*Task details*. All records must be quoted exactly. Omit the pictures.

*Materials provided*.
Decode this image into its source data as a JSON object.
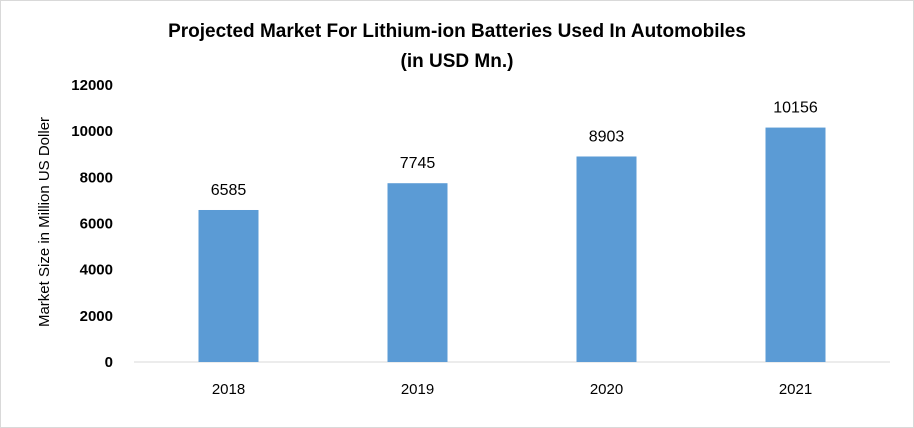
{
  "chart_data": {
    "type": "bar",
    "title": "Projected Market For Lithium-ion Batteries Used In Automobiles",
    "subtitle": "(in USD Mn.)",
    "xlabel": "",
    "ylabel": "Market Size in Million US Doller",
    "categories": [
      "2018",
      "2019",
      "2020",
      "2021"
    ],
    "values": [
      6585,
      7745,
      8903,
      10156
    ],
    "ylim": [
      0,
      12000
    ],
    "yticks": [
      0,
      2000,
      4000,
      6000,
      8000,
      10000,
      12000
    ],
    "grid": false,
    "legend": "none",
    "bar_color": "#5b9bd5",
    "axis_color": "#d9d9d9"
  }
}
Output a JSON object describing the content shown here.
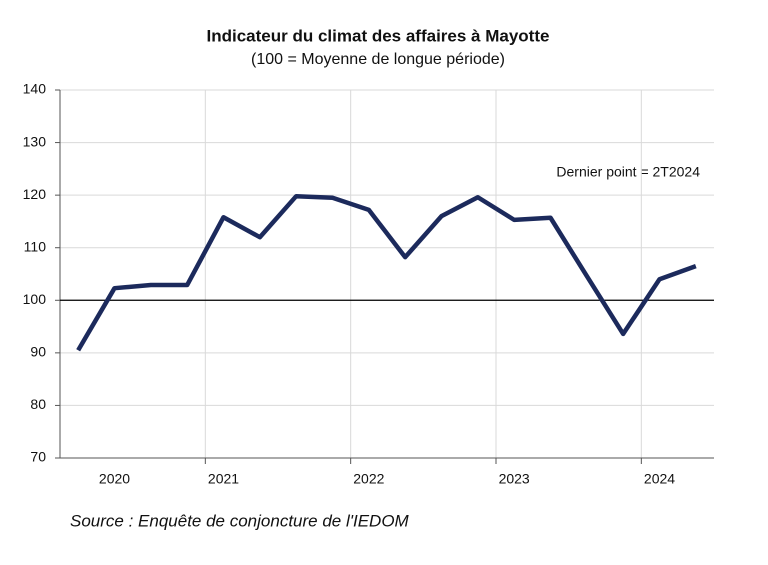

*The output*.
Decode this image into its source data as a JSON object.
{
  "chart_data": {
    "type": "bar",
    "title": "Projected Market For Lithium-ion Batteries Used In Automobiles",
    "subtitle": "(in USD Mn.)",
    "xlabel": "",
    "ylabel": "Market Size in Million US Doller",
    "categories": [
      "2018",
      "2019",
      "2020",
      "2021"
    ],
    "values": [
      6585,
      7745,
      8903,
      10156
    ],
    "ylim": [
      0,
      12000
    ],
    "yticks": [
      0,
      2000,
      4000,
      6000,
      8000,
      10000,
      12000
    ],
    "grid": false,
    "legend": "none",
    "bar_color": "#5b9bd5",
    "axis_color": "#d9d9d9"
  }
}
Output a JSON object describing the content shown here.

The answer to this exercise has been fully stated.